Listing
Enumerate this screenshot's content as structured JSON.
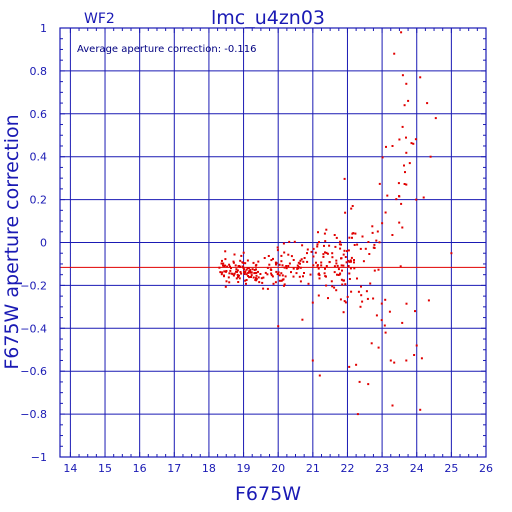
{
  "chart_data": {
    "type": "scatter",
    "title": "lmc_u4zn03",
    "panel_label": "WF2",
    "annotation": "Average aperture correction: -0.116",
    "xlabel": "F675W",
    "ylabel": "F675W aperture correction",
    "xlim": [
      13.7,
      26
    ],
    "ylim": [
      -1,
      1
    ],
    "x_ticks": [
      14,
      15,
      16,
      17,
      18,
      19,
      20,
      21,
      22,
      23,
      24,
      25,
      26
    ],
    "y_ticks": [
      -1,
      -0.8,
      -0.6,
      -0.4,
      -0.2,
      0,
      0.2,
      0.4,
      0.6,
      0.8,
      1
    ],
    "y_tick_labels": [
      "−1",
      "−0.8",
      "−0.6",
      "−0.4",
      "−0.2",
      "0",
      "0.2",
      "0.4",
      "0.6",
      "0.8",
      "1"
    ],
    "grid": true,
    "reference_line": {
      "y": -0.116,
      "color": "#e00000"
    },
    "colors": {
      "axis": "#1a1ab4",
      "grid": "#1a1ab4",
      "points": "#e00000"
    },
    "seed": 20240611,
    "clusters": [
      {
        "n": 110,
        "x": [
          18.3,
          19.7
        ],
        "y_center": -0.135,
        "y_spread": 0.045
      },
      {
        "n": 75,
        "x": [
          19.7,
          21.0
        ],
        "y_center": -0.115,
        "y_spread": 0.07
      },
      {
        "n": 85,
        "x": [
          21.0,
          22.2
        ],
        "y_center": -0.105,
        "y_spread": 0.11
      },
      {
        "n": 45,
        "x": [
          21.8,
          23.0
        ],
        "y_center": -0.07,
        "y_spread": 0.22
      },
      {
        "n": 30,
        "x": [
          22.9,
          24.0
        ],
        "y_center": 0.05,
        "y_spread": 0.45
      }
    ],
    "points": [
      [
        23.55,
        0.98
      ],
      [
        23.35,
        0.88
      ],
      [
        23.6,
        0.78
      ],
      [
        24.1,
        0.77
      ],
      [
        23.7,
        0.74
      ],
      [
        23.75,
        0.66
      ],
      [
        24.3,
        0.65
      ],
      [
        23.65,
        0.64
      ],
      [
        24.55,
        0.58
      ],
      [
        23.9,
        0.46
      ],
      [
        23.5,
        0.48
      ],
      [
        23.3,
        0.45
      ],
      [
        24.4,
        0.4
      ],
      [
        23.8,
        0.37
      ],
      [
        23.7,
        0.27
      ],
      [
        23.55,
        0.18
      ],
      [
        24.2,
        0.21
      ],
      [
        23.1,
        0.14
      ],
      [
        22.15,
        0.17
      ],
      [
        23.0,
        0.09
      ],
      [
        25.0,
        -0.05
      ],
      [
        24.35,
        -0.27
      ],
      [
        22.85,
        -0.34
      ],
      [
        23.95,
        -0.32
      ],
      [
        23.1,
        -0.42
      ],
      [
        22.7,
        -0.47
      ],
      [
        22.9,
        -0.49
      ],
      [
        24.0,
        -0.48
      ],
      [
        23.25,
        -0.55
      ],
      [
        23.35,
        -0.56
      ],
      [
        23.7,
        -0.55
      ],
      [
        24.15,
        -0.54
      ],
      [
        21.0,
        -0.55
      ],
      [
        21.2,
        -0.62
      ],
      [
        22.05,
        -0.58
      ],
      [
        22.25,
        -0.57
      ],
      [
        22.35,
        -0.65
      ],
      [
        22.6,
        -0.66
      ],
      [
        23.3,
        -0.76
      ],
      [
        24.1,
        -0.78
      ],
      [
        22.3,
        -0.8
      ],
      [
        20.0,
        -0.39
      ],
      [
        20.7,
        -0.36
      ],
      [
        21.0,
        -0.28
      ]
    ]
  }
}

Do this
Tally up the lines in the records containing the word "correction", then give the count and nothing else.

Full answer
2